■ ROWS ■
○ ○ ○ ○ ○
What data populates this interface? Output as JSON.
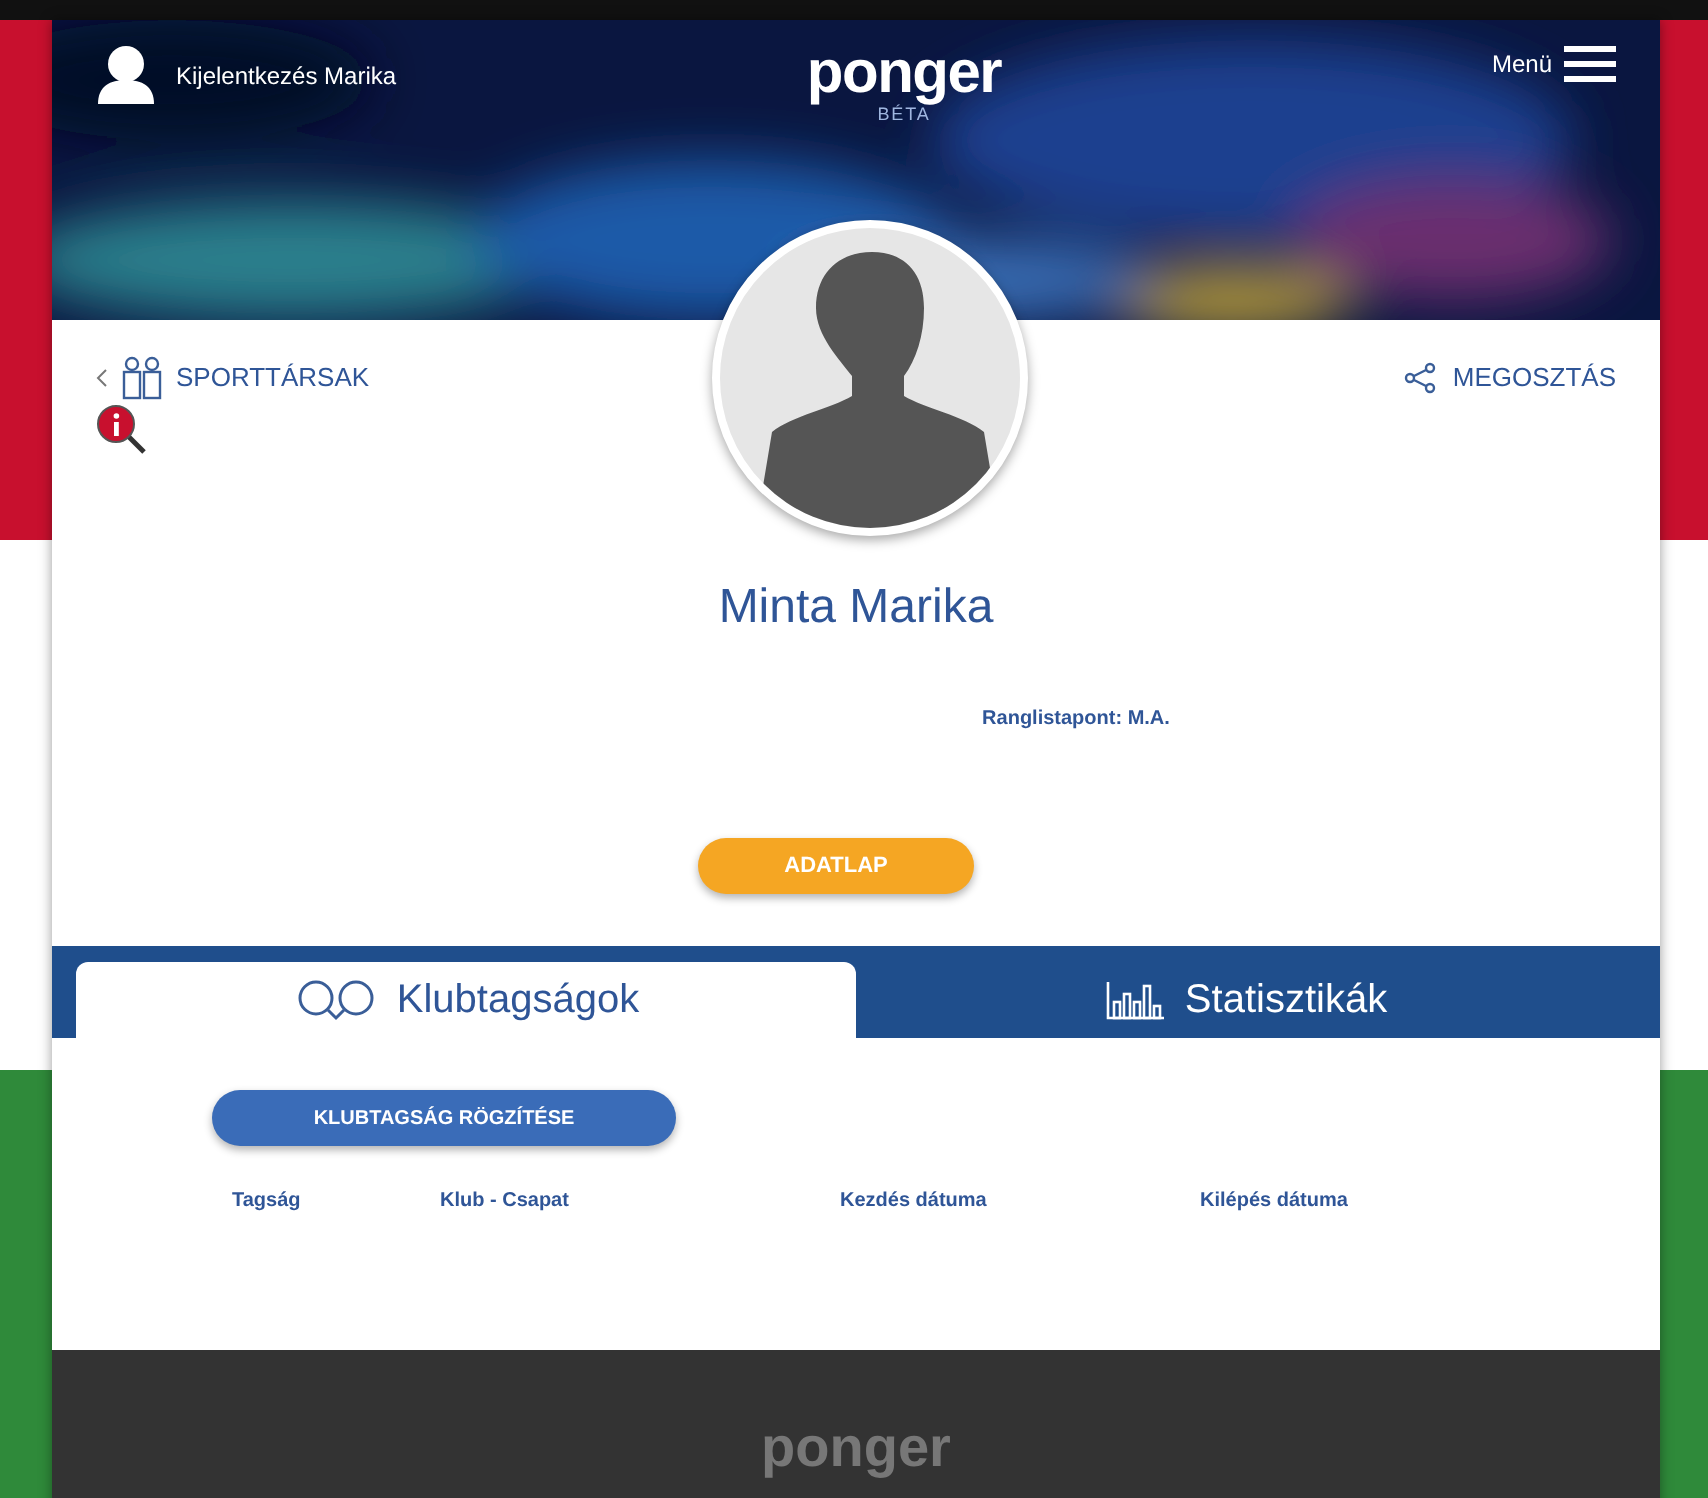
{
  "header": {
    "logout_label": "Kijelentkezés Marika",
    "logo": "ponger",
    "logo_sub": "BÉTA",
    "menu_label": "Menü"
  },
  "profile": {
    "back_link": "SPORTTÁRSAK",
    "share_link": "MEGOSZTÁS",
    "name": "Minta Marika",
    "ranking": "Ranglistapont: M.A.",
    "datasheet_button": "ADATLAP"
  },
  "tabs": [
    {
      "label": "Klubtagságok",
      "kind": "clubs",
      "selected": true
    },
    {
      "label": "Statisztikák",
      "kind": "stats",
      "selected": false
    }
  ],
  "membership": {
    "add_button": "KLUBTAGSÁG RÖGZÍTÉSE",
    "columns": [
      "Tagság",
      "Klub - Csapat",
      "Kezdés dátuma",
      "Kilépés dátuma"
    ]
  },
  "footer": {
    "logo": "ponger"
  }
}
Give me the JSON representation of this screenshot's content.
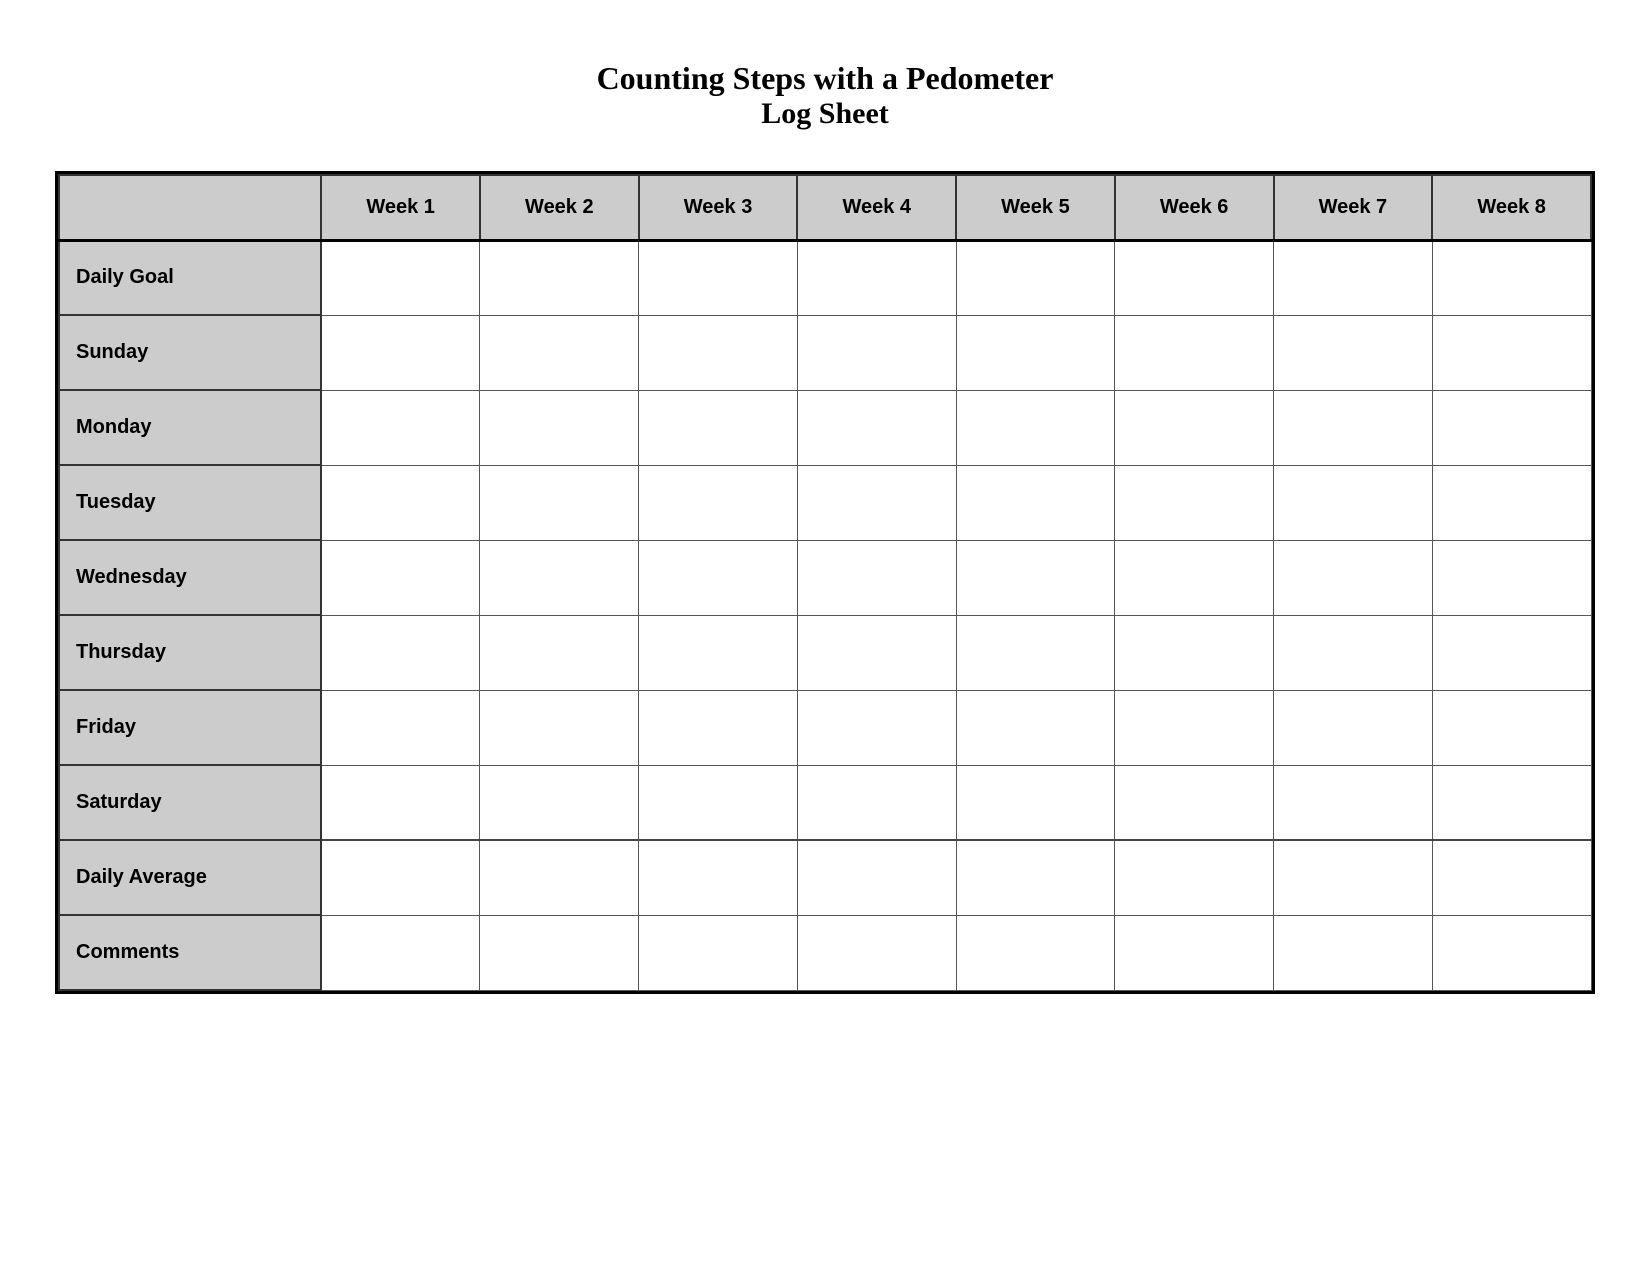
○ ○ ○ ○ ○
■ GIVEN EXERCISE ■
All of the data above should be transcribed verbatim, with pictures omitted.

■ EXPECTED ANSWER ■
What data populates this interface? Output as JSON.
{
  "header": {
    "logout_label": "Kijelentkezés Marika",
    "logo": "ponger",
    "logo_sub": "BÉTA",
    "menu_label": "Menü"
  },
  "profile": {
    "back_link": "SPORTTÁRSAK",
    "share_link": "MEGOSZTÁS",
    "name": "Minta Marika",
    "ranking": "Ranglistapont: M.A.",
    "datasheet_button": "ADATLAP"
  },
  "tabs": [
    {
      "label": "Klubtagságok",
      "kind": "clubs",
      "selected": true
    },
    {
      "label": "Statisztikák",
      "kind": "stats",
      "selected": false
    }
  ],
  "membership": {
    "add_button": "KLUBTAGSÁG RÖGZÍTÉSE",
    "columns": [
      "Tagság",
      "Klub - Csapat",
      "Kezdés dátuma",
      "Kilépés dátuma"
    ]
  },
  "footer": {
    "logo": "ponger"
  }
}
Give me the JSON representation of this screenshot's content.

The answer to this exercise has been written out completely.